Data for this task:
------

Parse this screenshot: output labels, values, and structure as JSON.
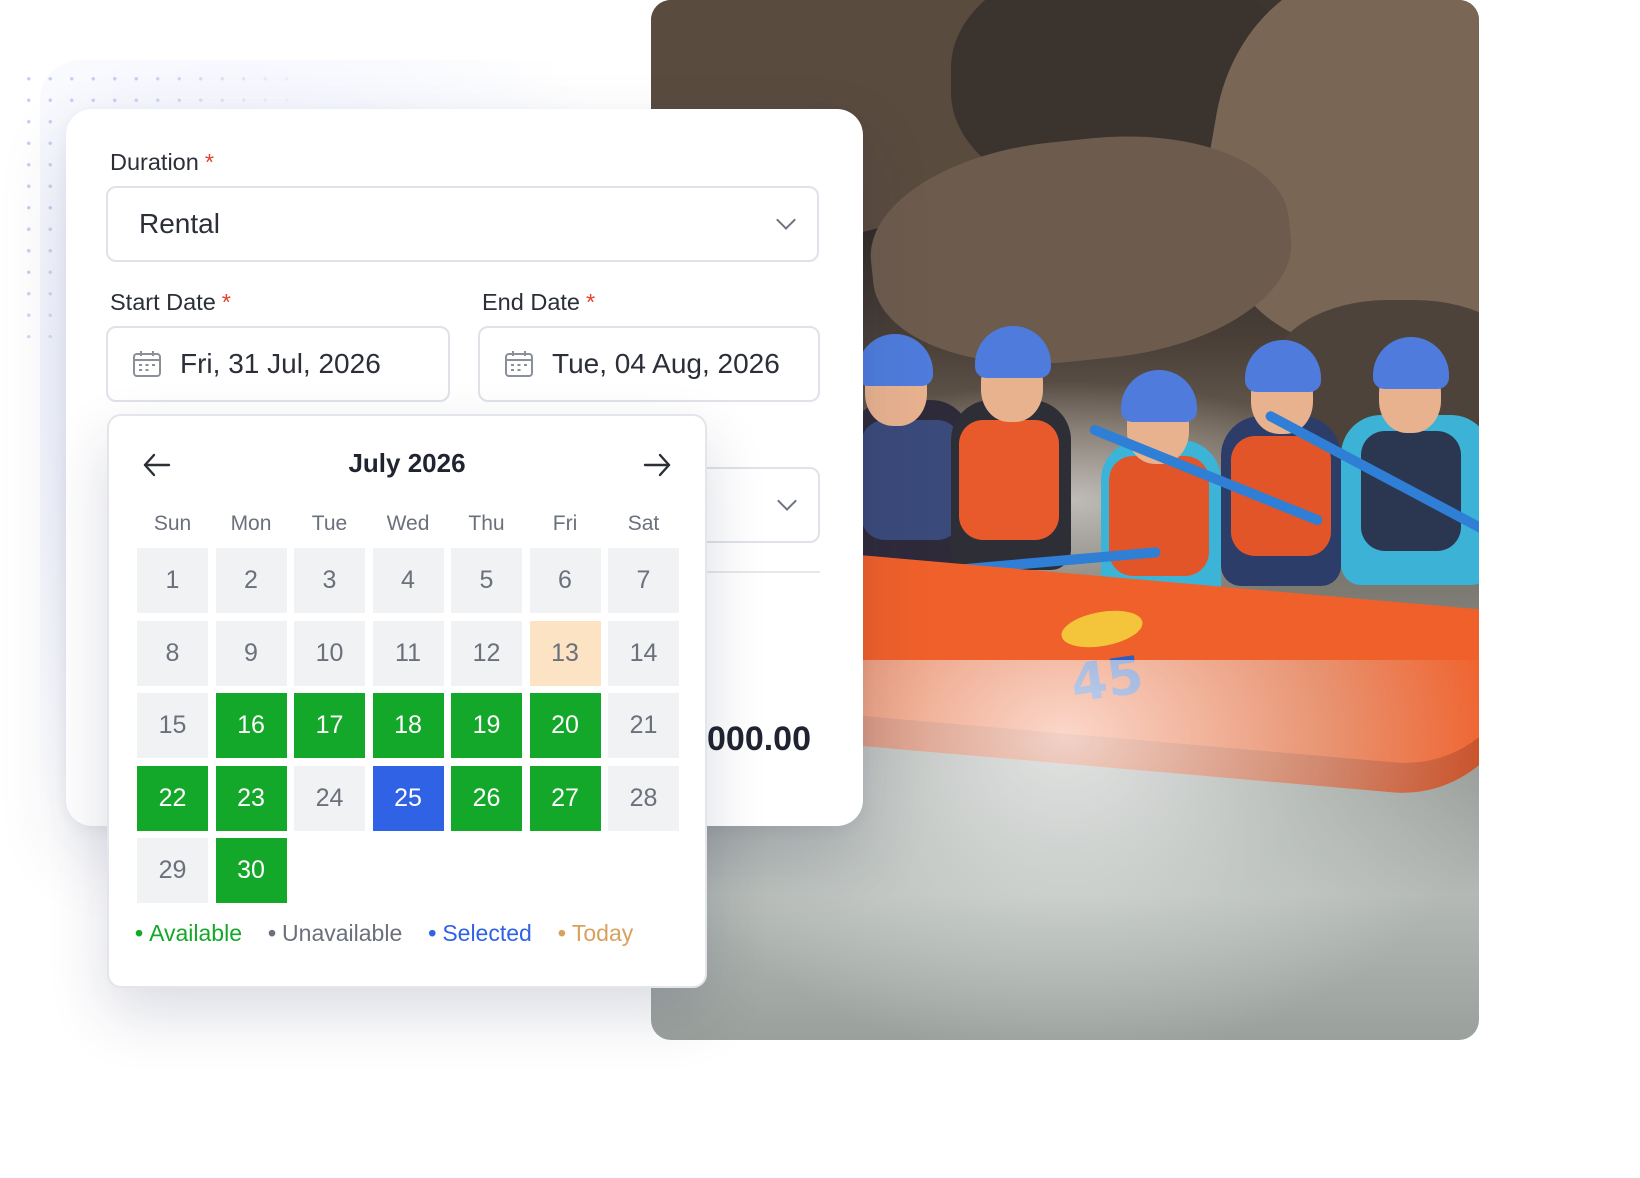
{
  "form": {
    "duration": {
      "label": "Duration",
      "required_mark": "*",
      "value": "Rental"
    },
    "start_date": {
      "label": "Start Date",
      "required_mark": "*",
      "value": "Fri, 31 Jul, 2026"
    },
    "end_date": {
      "label": "End Date",
      "required_mark": "*",
      "value": "Tue, 04 Aug, 2026"
    },
    "price_partial": "000.00"
  },
  "calendar": {
    "month_label": "July 2026",
    "weekdays": [
      "Sun",
      "Mon",
      "Tue",
      "Wed",
      "Thu",
      "Fri",
      "Sat"
    ],
    "first_weekday_index": 3,
    "days_in_month": 30,
    "available_days": [
      16,
      17,
      18,
      19,
      20,
      22,
      23,
      26,
      27,
      30
    ],
    "selected_day": 25,
    "today_day": 13,
    "legend": {
      "available": "Available",
      "unavailable": "Unavailable",
      "selected": "Selected",
      "today": "Today"
    },
    "colors": {
      "available": "#14a82a",
      "selected": "#2f62e5",
      "today": "#fbe3c4",
      "unavailable": "#f1f2f4"
    }
  },
  "icons": {
    "prev": "arrow-left-icon",
    "next": "arrow-right-icon",
    "calendar": "calendar-icon",
    "dropdown": "chevron-down-icon"
  }
}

------

Exercise instructions: The pictures should not appear in the copy; every other part of the records above must be returned exactly.

Task result:
Parse this screenshot: output labels, values, and structure as JSON.
{
  "form": {
    "duration": {
      "label": "Duration",
      "required_mark": "*",
      "value": "Rental"
    },
    "start_date": {
      "label": "Start Date",
      "required_mark": "*",
      "value": "Fri, 31 Jul, 2026"
    },
    "end_date": {
      "label": "End Date",
      "required_mark": "*",
      "value": "Tue, 04 Aug, 2026"
    },
    "price_partial": "000.00"
  },
  "calendar": {
    "month_label": "July 2026",
    "weekdays": [
      "Sun",
      "Mon",
      "Tue",
      "Wed",
      "Thu",
      "Fri",
      "Sat"
    ],
    "first_weekday_index": 3,
    "days_in_month": 30,
    "available_days": [
      16,
      17,
      18,
      19,
      20,
      22,
      23,
      26,
      27,
      30
    ],
    "selected_day": 25,
    "today_day": 13,
    "legend": {
      "available": "Available",
      "unavailable": "Unavailable",
      "selected": "Selected",
      "today": "Today"
    },
    "colors": {
      "available": "#14a82a",
      "selected": "#2f62e5",
      "today": "#fbe3c4",
      "unavailable": "#f1f2f4"
    }
  },
  "icons": {
    "prev": "arrow-left-icon",
    "next": "arrow-right-icon",
    "calendar": "calendar-icon",
    "dropdown": "chevron-down-icon"
  }
}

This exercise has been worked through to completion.